## Material provided
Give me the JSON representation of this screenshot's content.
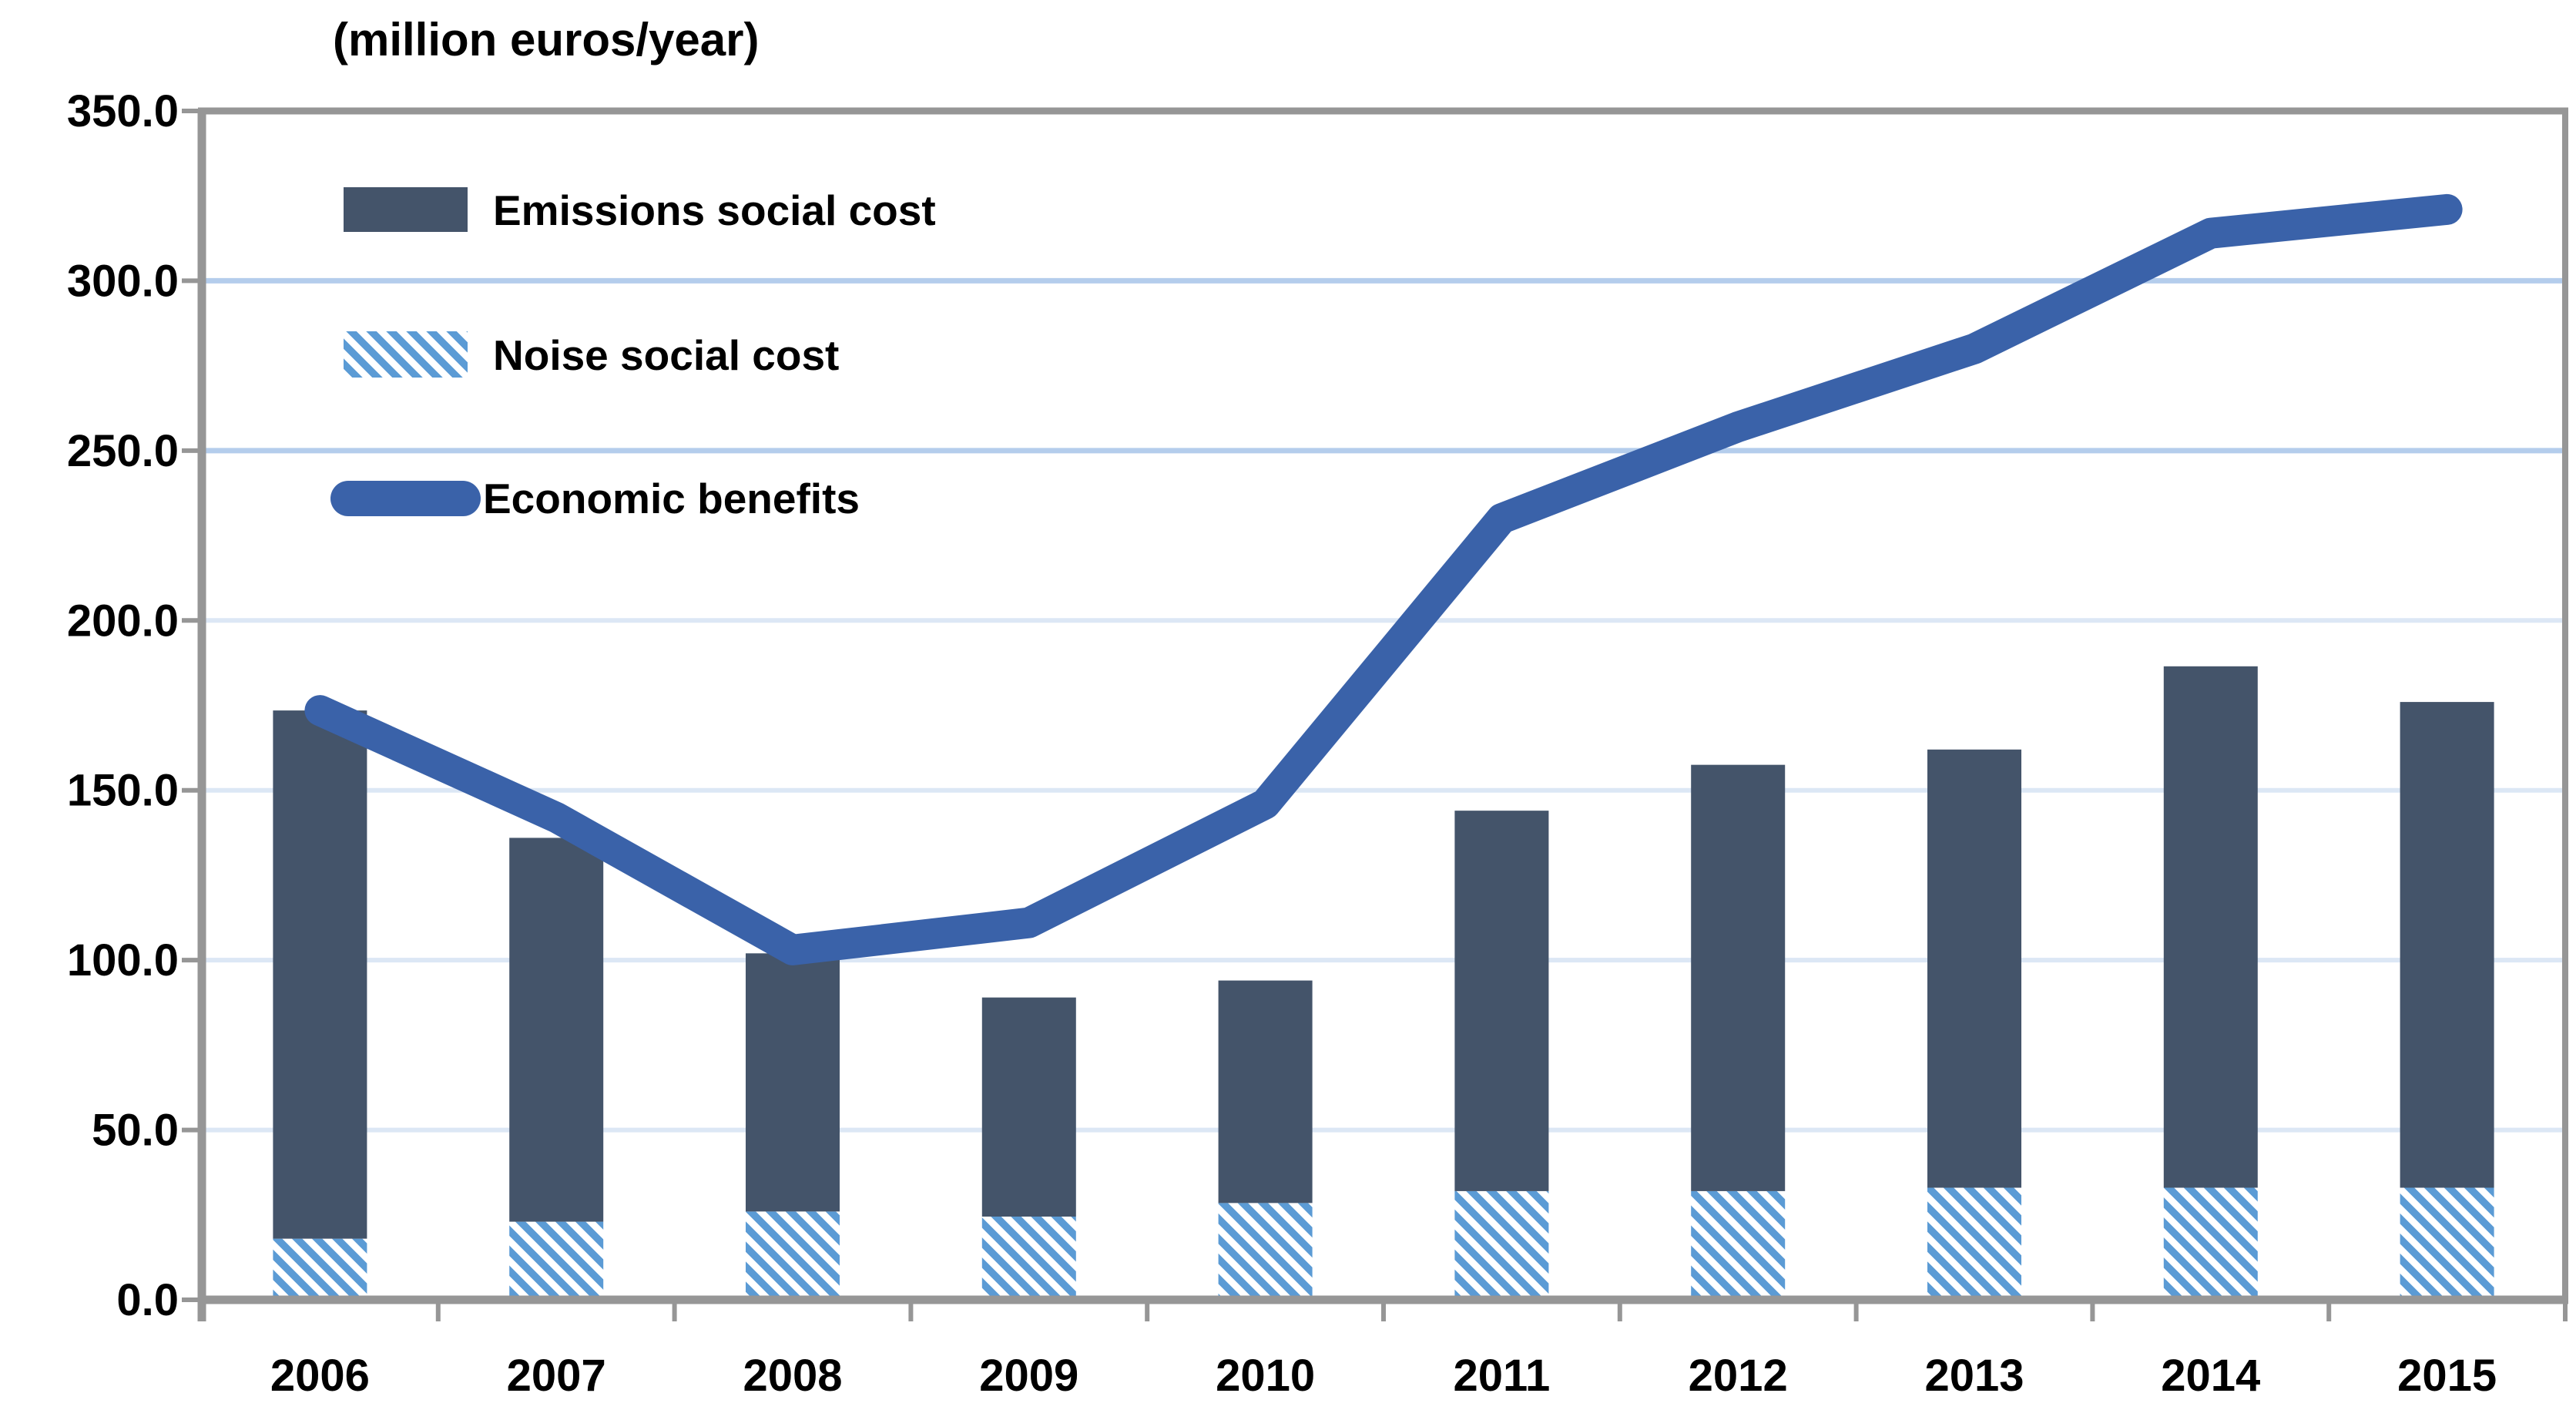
{
  "title": "(million euros/year)",
  "legend": {
    "position": "top-left-inside",
    "items": [
      {
        "label": "Emissions social cost",
        "swatch": "solid-bar-swatch"
      },
      {
        "label": "Noise social cost",
        "swatch": "hatch-bar-swatch"
      },
      {
        "label": "Economic benefits",
        "swatch": "line-swatch"
      }
    ]
  },
  "chart_data": {
    "type": "combo-stacked-bar-line",
    "title": "(million euros/year)",
    "categories": [
      "2006",
      "2007",
      "2008",
      "2009",
      "2010",
      "2011",
      "2012",
      "2013",
      "2014",
      "2015"
    ],
    "series": [
      {
        "name": "Noise social cost",
        "type": "bar",
        "stack": "costs",
        "stack_order": 0,
        "style": "hatched",
        "values": [
          18,
          23,
          26,
          24.5,
          28.5,
          32,
          32,
          33,
          33,
          33
        ]
      },
      {
        "name": "Emissions social cost",
        "type": "bar",
        "stack": "costs",
        "stack_order": 1,
        "style": "solid",
        "values": [
          155.5,
          113,
          76,
          64.5,
          65.5,
          112,
          125.5,
          129,
          153.5,
          143
        ]
      },
      {
        "name": "Economic benefits",
        "type": "line",
        "values": [
          173.5,
          142,
          103,
          111,
          146,
          230,
          257,
          280,
          314,
          321
        ]
      }
    ],
    "stack_totals": [
      173.5,
      136,
      102,
      89,
      94,
      144,
      157.5,
      162,
      186.5,
      176
    ],
    "xlabel": "",
    "ylabel": "(million euros/year)",
    "ylim": [
      0,
      350
    ],
    "ytick_step": 50,
    "ytick_labels": [
      "0.0",
      "50.0",
      "100.0",
      "150.0",
      "200.0",
      "250.0",
      "300.0",
      "350.0"
    ],
    "grid": true,
    "legend_position": "top-left-inside"
  },
  "colors": {
    "emissions_bar": "#44546A",
    "noise_hatch": "#5B9BD5",
    "noise_background": "#FFFFFF",
    "benefits_line": "#3A62A9",
    "grid_pale": "#DCE7F5",
    "grid_strong": "#B4CDEC",
    "axis_gray": "#969696",
    "text": "#000000",
    "background": "#FFFFFF"
  },
  "grid_strong_levels": [
    250,
    300
  ]
}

## Requirement
Give every record again exactly, apart from the pictures, which stay out.

## Exercise solution
Give me the JSON representation of this screenshot's content.
{
  "title": "(million euros/year)",
  "legend": {
    "position": "top-left-inside",
    "items": [
      {
        "label": "Emissions social cost",
        "swatch": "solid-bar-swatch"
      },
      {
        "label": "Noise social cost",
        "swatch": "hatch-bar-swatch"
      },
      {
        "label": "Economic benefits",
        "swatch": "line-swatch"
      }
    ]
  },
  "chart_data": {
    "type": "combo-stacked-bar-line",
    "title": "(million euros/year)",
    "categories": [
      "2006",
      "2007",
      "2008",
      "2009",
      "2010",
      "2011",
      "2012",
      "2013",
      "2014",
      "2015"
    ],
    "series": [
      {
        "name": "Noise social cost",
        "type": "bar",
        "stack": "costs",
        "stack_order": 0,
        "style": "hatched",
        "values": [
          18,
          23,
          26,
          24.5,
          28.5,
          32,
          32,
          33,
          33,
          33
        ]
      },
      {
        "name": "Emissions social cost",
        "type": "bar",
        "stack": "costs",
        "stack_order": 1,
        "style": "solid",
        "values": [
          155.5,
          113,
          76,
          64.5,
          65.5,
          112,
          125.5,
          129,
          153.5,
          143
        ]
      },
      {
        "name": "Economic benefits",
        "type": "line",
        "values": [
          173.5,
          142,
          103,
          111,
          146,
          230,
          257,
          280,
          314,
          321
        ]
      }
    ],
    "stack_totals": [
      173.5,
      136,
      102,
      89,
      94,
      144,
      157.5,
      162,
      186.5,
      176
    ],
    "xlabel": "",
    "ylabel": "(million euros/year)",
    "ylim": [
      0,
      350
    ],
    "ytick_step": 50,
    "ytick_labels": [
      "0.0",
      "50.0",
      "100.0",
      "150.0",
      "200.0",
      "250.0",
      "300.0",
      "350.0"
    ],
    "grid": true,
    "legend_position": "top-left-inside"
  },
  "colors": {
    "emissions_bar": "#44546A",
    "noise_hatch": "#5B9BD5",
    "noise_background": "#FFFFFF",
    "benefits_line": "#3A62A9",
    "grid_pale": "#DCE7F5",
    "grid_strong": "#B4CDEC",
    "axis_gray": "#969696",
    "text": "#000000",
    "background": "#FFFFFF"
  },
  "grid_strong_levels": [
    250,
    300
  ]
}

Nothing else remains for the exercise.